### Problem to solve
All of the material should be reproduced exactly, with pictures left out.

**** Records supplied ****

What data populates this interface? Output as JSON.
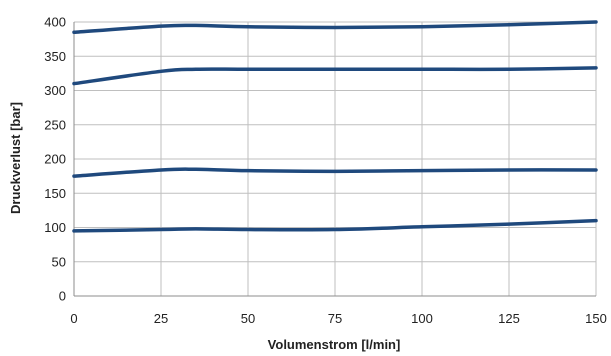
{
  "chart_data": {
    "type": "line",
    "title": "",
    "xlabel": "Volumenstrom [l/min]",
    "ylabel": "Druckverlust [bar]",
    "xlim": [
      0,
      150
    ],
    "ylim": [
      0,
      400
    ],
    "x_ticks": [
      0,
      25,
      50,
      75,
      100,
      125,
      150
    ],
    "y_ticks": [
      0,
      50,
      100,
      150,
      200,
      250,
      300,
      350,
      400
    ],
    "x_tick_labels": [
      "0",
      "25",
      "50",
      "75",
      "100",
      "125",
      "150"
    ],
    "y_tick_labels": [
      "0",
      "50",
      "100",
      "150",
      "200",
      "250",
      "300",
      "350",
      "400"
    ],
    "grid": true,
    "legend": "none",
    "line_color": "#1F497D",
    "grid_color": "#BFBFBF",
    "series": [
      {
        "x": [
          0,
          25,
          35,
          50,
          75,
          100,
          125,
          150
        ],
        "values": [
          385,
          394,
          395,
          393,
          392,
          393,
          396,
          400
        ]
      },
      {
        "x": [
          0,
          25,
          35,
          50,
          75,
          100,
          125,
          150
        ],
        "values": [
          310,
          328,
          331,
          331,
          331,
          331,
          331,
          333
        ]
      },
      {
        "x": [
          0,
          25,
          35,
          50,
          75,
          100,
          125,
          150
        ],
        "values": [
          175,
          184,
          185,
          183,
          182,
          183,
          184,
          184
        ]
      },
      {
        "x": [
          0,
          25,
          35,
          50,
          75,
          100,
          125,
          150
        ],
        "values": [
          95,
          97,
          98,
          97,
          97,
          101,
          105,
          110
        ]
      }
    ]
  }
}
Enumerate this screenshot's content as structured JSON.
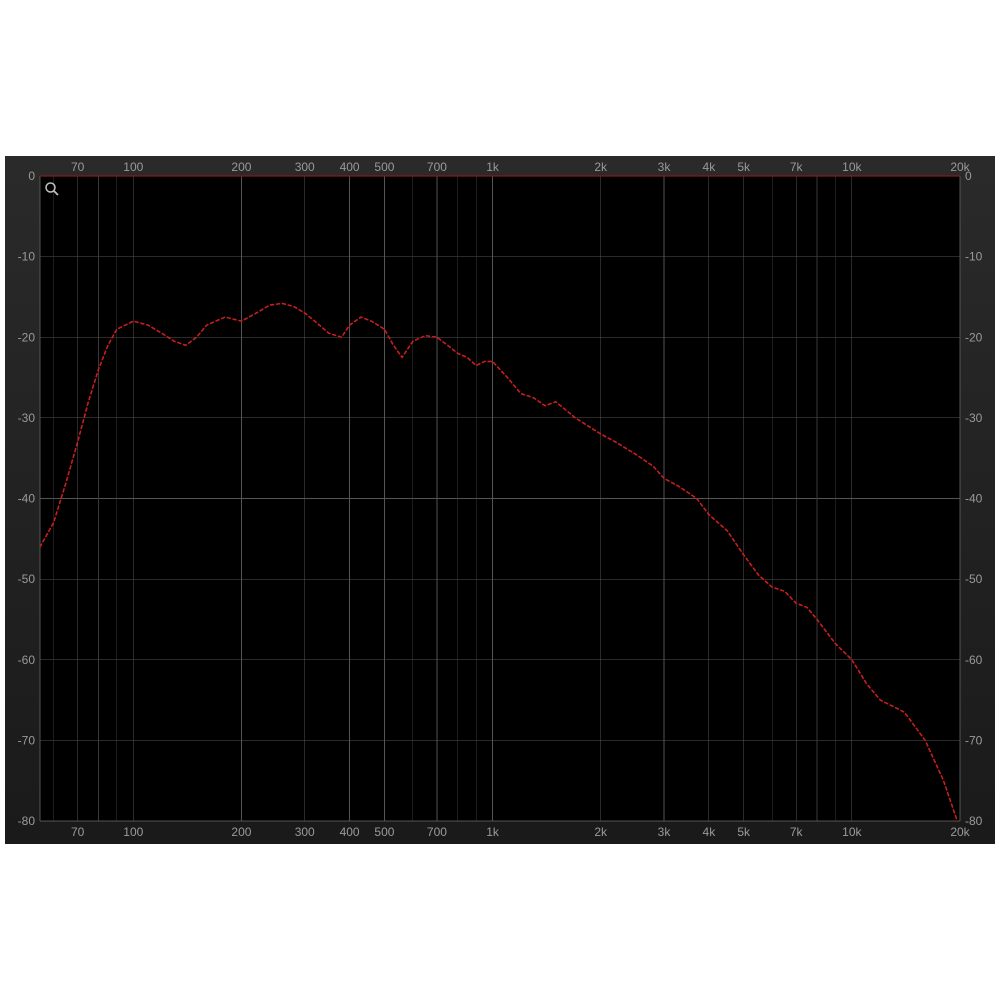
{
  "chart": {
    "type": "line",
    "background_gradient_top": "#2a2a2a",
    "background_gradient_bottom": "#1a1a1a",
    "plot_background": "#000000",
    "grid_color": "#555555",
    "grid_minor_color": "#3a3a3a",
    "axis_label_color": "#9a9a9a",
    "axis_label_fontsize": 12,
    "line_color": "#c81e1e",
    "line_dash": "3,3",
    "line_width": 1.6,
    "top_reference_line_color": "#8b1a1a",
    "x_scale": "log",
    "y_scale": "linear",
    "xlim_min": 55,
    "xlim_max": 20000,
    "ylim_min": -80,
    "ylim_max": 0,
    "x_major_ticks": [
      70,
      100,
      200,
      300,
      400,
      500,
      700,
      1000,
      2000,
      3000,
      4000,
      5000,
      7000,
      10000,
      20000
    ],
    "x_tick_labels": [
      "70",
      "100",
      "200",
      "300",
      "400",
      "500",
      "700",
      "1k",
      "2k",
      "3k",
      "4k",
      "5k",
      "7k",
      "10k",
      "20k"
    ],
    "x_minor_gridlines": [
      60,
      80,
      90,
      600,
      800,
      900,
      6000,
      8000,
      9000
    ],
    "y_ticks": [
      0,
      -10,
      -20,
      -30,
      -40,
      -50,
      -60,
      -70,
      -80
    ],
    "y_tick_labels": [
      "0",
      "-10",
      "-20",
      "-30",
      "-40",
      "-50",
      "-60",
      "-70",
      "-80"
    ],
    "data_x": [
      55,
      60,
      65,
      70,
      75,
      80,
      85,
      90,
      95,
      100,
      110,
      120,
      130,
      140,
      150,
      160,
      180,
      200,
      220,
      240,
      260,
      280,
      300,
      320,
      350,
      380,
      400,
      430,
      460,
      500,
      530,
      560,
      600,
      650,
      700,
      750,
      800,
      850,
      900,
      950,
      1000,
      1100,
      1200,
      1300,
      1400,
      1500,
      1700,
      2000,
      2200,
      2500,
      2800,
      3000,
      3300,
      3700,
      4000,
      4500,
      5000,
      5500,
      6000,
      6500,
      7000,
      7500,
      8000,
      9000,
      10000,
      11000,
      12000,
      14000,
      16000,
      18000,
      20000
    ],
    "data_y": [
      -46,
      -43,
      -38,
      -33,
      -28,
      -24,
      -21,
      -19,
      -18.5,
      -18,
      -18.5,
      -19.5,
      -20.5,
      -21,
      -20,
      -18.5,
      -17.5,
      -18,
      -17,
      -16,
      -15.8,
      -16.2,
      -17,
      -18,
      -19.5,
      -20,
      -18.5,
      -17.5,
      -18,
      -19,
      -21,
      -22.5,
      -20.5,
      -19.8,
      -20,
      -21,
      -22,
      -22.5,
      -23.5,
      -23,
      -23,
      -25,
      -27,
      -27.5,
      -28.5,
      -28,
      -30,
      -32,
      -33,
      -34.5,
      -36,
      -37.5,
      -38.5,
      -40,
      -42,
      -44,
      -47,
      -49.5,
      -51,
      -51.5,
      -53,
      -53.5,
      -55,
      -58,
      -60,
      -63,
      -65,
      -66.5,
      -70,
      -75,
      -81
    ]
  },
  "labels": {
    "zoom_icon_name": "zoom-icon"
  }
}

****

### Written reply
What data populates this interface? Output as JSON.
{
  "chart_data": {
    "type": "line",
    "title": "",
    "xlabel": "Volumenstrom [l/min]",
    "ylabel": "Druckverlust [bar]",
    "xlim": [
      0,
      150
    ],
    "ylim": [
      0,
      400
    ],
    "x_ticks": [
      0,
      25,
      50,
      75,
      100,
      125,
      150
    ],
    "y_ticks": [
      0,
      50,
      100,
      150,
      200,
      250,
      300,
      350,
      400
    ],
    "x_tick_labels": [
      "0",
      "25",
      "50",
      "75",
      "100",
      "125",
      "150"
    ],
    "y_tick_labels": [
      "0",
      "50",
      "100",
      "150",
      "200",
      "250",
      "300",
      "350",
      "400"
    ],
    "grid": true,
    "legend": "none",
    "line_color": "#1F497D",
    "grid_color": "#BFBFBF",
    "series": [
      {
        "x": [
          0,
          25,
          35,
          50,
          75,
          100,
          125,
          150
        ],
        "values": [
          385,
          394,
          395,
          393,
          392,
          393,
          396,
          400
        ]
      },
      {
        "x": [
          0,
          25,
          35,
          50,
          75,
          100,
          125,
          150
        ],
        "values": [
          310,
          328,
          331,
          331,
          331,
          331,
          331,
          333
        ]
      },
      {
        "x": [
          0,
          25,
          35,
          50,
          75,
          100,
          125,
          150
        ],
        "values": [
          175,
          184,
          185,
          183,
          182,
          183,
          184,
          184
        ]
      },
      {
        "x": [
          0,
          25,
          35,
          50,
          75,
          100,
          125,
          150
        ],
        "values": [
          95,
          97,
          98,
          97,
          97,
          101,
          105,
          110
        ]
      }
    ]
  }
}
Enumerate this screenshot's content as structured JSON.
{
  "chart": {
    "type": "line",
    "background_gradient_top": "#2a2a2a",
    "background_gradient_bottom": "#1a1a1a",
    "plot_background": "#000000",
    "grid_color": "#555555",
    "grid_minor_color": "#3a3a3a",
    "axis_label_color": "#9a9a9a",
    "axis_label_fontsize": 12,
    "line_color": "#c81e1e",
    "line_dash": "3,3",
    "line_width": 1.6,
    "top_reference_line_color": "#8b1a1a",
    "x_scale": "log",
    "y_scale": "linear",
    "xlim_min": 55,
    "xlim_max": 20000,
    "ylim_min": -80,
    "ylim_max": 0,
    "x_major_ticks": [
      70,
      100,
      200,
      300,
      400,
      500,
      700,
      1000,
      2000,
      3000,
      4000,
      5000,
      7000,
      10000,
      20000
    ],
    "x_tick_labels": [
      "70",
      "100",
      "200",
      "300",
      "400",
      "500",
      "700",
      "1k",
      "2k",
      "3k",
      "4k",
      "5k",
      "7k",
      "10k",
      "20k"
    ],
    "x_minor_gridlines": [
      60,
      80,
      90,
      600,
      800,
      900,
      6000,
      8000,
      9000
    ],
    "y_ticks": [
      0,
      -10,
      -20,
      -30,
      -40,
      -50,
      -60,
      -70,
      -80
    ],
    "y_tick_labels": [
      "0",
      "-10",
      "-20",
      "-30",
      "-40",
      "-50",
      "-60",
      "-70",
      "-80"
    ],
    "data_x": [
      55,
      60,
      65,
      70,
      75,
      80,
      85,
      90,
      95,
      100,
      110,
      120,
      130,
      140,
      150,
      160,
      180,
      200,
      220,
      240,
      260,
      280,
      300,
      320,
      350,
      380,
      400,
      430,
      460,
      500,
      530,
      560,
      600,
      650,
      700,
      750,
      800,
      850,
      900,
      950,
      1000,
      1100,
      1200,
      1300,
      1400,
      1500,
      1700,
      2000,
      2200,
      2500,
      2800,
      3000,
      3300,
      3700,
      4000,
      4500,
      5000,
      5500,
      6000,
      6500,
      7000,
      7500,
      8000,
      9000,
      10000,
      11000,
      12000,
      14000,
      16000,
      18000,
      20000
    ],
    "data_y": [
      -46,
      -43,
      -38,
      -33,
      -28,
      -24,
      -21,
      -19,
      -18.5,
      -18,
      -18.5,
      -19.5,
      -20.5,
      -21,
      -20,
      -18.5,
      -17.5,
      -18,
      -17,
      -16,
      -15.8,
      -16.2,
      -17,
      -18,
      -19.5,
      -20,
      -18.5,
      -17.5,
      -18,
      -19,
      -21,
      -22.5,
      -20.5,
      -19.8,
      -20,
      -21,
      -22,
      -22.5,
      -23.5,
      -23,
      -23,
      -25,
      -27,
      -27.5,
      -28.5,
      -28,
      -30,
      -32,
      -33,
      -34.5,
      -36,
      -37.5,
      -38.5,
      -40,
      -42,
      -44,
      -47,
      -49.5,
      -51,
      -51.5,
      -53,
      -53.5,
      -55,
      -58,
      -60,
      -63,
      -65,
      -66.5,
      -70,
      -75,
      -81
    ]
  },
  "labels": {
    "zoom_icon_name": "zoom-icon"
  }
}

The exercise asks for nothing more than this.